>> BEGIN

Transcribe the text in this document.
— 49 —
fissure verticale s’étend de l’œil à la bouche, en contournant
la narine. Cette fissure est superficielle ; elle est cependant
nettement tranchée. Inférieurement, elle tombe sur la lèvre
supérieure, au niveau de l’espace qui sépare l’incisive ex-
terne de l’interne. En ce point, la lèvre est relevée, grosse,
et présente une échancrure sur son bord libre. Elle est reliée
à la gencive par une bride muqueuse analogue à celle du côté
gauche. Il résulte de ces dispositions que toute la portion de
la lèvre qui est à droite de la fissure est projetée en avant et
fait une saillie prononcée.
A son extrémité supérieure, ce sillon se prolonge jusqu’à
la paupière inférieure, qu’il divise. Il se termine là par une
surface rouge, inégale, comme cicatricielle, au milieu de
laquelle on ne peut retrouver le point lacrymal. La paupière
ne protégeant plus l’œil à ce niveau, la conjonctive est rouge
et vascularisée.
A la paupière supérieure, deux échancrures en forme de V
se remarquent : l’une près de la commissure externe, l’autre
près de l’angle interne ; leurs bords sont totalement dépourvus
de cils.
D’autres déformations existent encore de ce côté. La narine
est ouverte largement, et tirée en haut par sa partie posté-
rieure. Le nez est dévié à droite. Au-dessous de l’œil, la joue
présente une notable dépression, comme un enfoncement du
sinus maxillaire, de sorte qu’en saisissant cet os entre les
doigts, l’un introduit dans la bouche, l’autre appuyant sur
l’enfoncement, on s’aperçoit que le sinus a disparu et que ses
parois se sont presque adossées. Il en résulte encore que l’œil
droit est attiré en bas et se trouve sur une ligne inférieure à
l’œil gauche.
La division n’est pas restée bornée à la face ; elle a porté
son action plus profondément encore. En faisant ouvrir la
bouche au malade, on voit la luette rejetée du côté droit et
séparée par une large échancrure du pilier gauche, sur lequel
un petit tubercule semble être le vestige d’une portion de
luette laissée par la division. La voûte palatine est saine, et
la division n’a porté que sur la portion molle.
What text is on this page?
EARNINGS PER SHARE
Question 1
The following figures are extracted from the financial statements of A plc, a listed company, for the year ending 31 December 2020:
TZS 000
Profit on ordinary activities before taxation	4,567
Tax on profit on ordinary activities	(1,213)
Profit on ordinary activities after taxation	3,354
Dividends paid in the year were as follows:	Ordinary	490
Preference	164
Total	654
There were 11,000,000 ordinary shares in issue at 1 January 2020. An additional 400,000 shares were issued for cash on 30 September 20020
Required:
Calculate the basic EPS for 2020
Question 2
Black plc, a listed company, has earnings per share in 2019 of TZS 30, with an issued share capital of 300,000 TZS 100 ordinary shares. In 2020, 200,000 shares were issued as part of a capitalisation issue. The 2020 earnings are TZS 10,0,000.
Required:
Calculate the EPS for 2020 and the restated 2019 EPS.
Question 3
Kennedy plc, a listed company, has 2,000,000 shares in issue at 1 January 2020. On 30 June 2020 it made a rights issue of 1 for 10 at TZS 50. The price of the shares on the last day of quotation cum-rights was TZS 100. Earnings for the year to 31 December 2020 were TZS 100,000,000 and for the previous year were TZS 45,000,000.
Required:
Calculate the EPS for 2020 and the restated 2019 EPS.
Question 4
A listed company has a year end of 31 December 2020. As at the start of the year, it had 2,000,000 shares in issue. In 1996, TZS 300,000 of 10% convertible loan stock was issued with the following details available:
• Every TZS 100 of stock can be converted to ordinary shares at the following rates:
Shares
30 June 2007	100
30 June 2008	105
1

>> END

> **Given exercise**: Exactly reproduce every line found in the records.

> **Response to the task**:
Transcribe the text in this document.
— 49 —
fissure verticale s’étend de l’œil à la bouche, en contournant
la narine. Cette fissure est superficielle ; elle est cependant
nettement tranchée. Inférieurement, elle tombe sur la lèvre
supérieure, au niveau de l’espace qui sépare l’incisive ex-
terne de l’interne. En ce point, la lèvre est relevée, grosse,
et présente une échancrure sur son bord libre. Elle est reliée
à la gencive par une bride muqueuse analogue à celle du côté
gauche. Il résulte de ces dispositions que toute la portion de
la lèvre qui est à droite de la fissure est projetée en avant et
fait une saillie prononcée.
A son extrémité supérieure, ce sillon se prolonge jusqu’à
la paupière inférieure, qu’il divise. Il se termine là par une
surface rouge, inégale, comme cicatricielle, au milieu de
laquelle on ne peut retrouver le point lacrymal. La paupière
ne protégeant plus l’œil à ce niveau, la conjonctive est rouge
et vascularisée.
A la paupière supérieure, deux échancrures en forme de V
se remarquent : l’une près de la commissure externe, l’autre
près de l’angle interne ; leurs bords sont totalement dépourvus
de cils.
D’autres déformations existent encore de ce côté. La narine
est ouverte largement, et tirée en haut par sa partie posté-
rieure. Le nez est dévié à droite. Au-dessous de l’œil, la joue
présente une notable dépression, comme un enfoncement du
sinus maxillaire, de sorte qu’en saisissant cet os entre les
doigts, l’un introduit dans la bouche, l’autre appuyant sur
l’enfoncement, on s’aperçoit que le sinus a disparu et que ses
parois se sont presque adossées. Il en résulte encore que l’œil
droit est attiré en bas et se trouve sur une ligne inférieure à
l’œil gauche.
La division n’est pas restée bornée à la face ; elle a porté
son action plus profondément encore. En faisant ouvrir la
bouche au malade, on voit la luette rejetée du côté droit et
séparée par une large échancrure du pilier gauche, sur lequel
un petit tubercule semble être le vestige d’une portion de
luette laissée par la division. La voûte palatine est saine, et
la division n’a porté que sur la portion molle.
What text is on this page?
EARNINGS PER SHARE
Question 1
The following figures are extracted from the financial statements of A plc, a listed company, for the year ending 31 December 2020:
TZS 000
Profit on ordinary activities before taxation	4,567
Tax on profit on ordinary activities	(1,213)
Profit on ordinary activities after taxation	3,354
Dividends paid in the year were as follows:	Ordinary	490
Preference	164
Total	654
There were 11,000,000 ordinary shares in issue at 1 January 2020. An additional 400,000 shares were issued for cash on 30 September 20020
Required:
Calculate the basic EPS for 2020
Question 2
Black plc, a listed company, has earnings per share in 2019 of TZS 30, with an issued share capital of 300,000 TZS 100 ordinary shares. In 2020, 200,000 shares were issued as part of a capitalisation issue. The 2020 earnings are TZS 10,0,000.
Required:
Calculate the EPS for 2020 and the restated 2019 EPS.
Question 3
Kennedy plc, a listed company, has 2,000,000 shares in issue at 1 January 2020. On 30 June 2020 it made a rights issue of 1 for 10 at TZS 50. The price of the shares on the last day of quotation cum-rights was TZS 100. Earnings for the year to 31 December 2020 were TZS 100,000,000 and for the previous year were TZS 45,000,000.
Required:
Calculate the EPS for 2020 and the restated 2019 EPS.
Question 4
A listed company has a year end of 31 December 2020. As at the start of the year, it had 2,000,000 shares in issue. In 1996, TZS 300,000 of 10% convertible loan stock was issued with the following details available:
• Every TZS 100 of stock can be converted to ordinary shares at the following rates:
Shares
30 June 2007	100
30 June 2008	105
1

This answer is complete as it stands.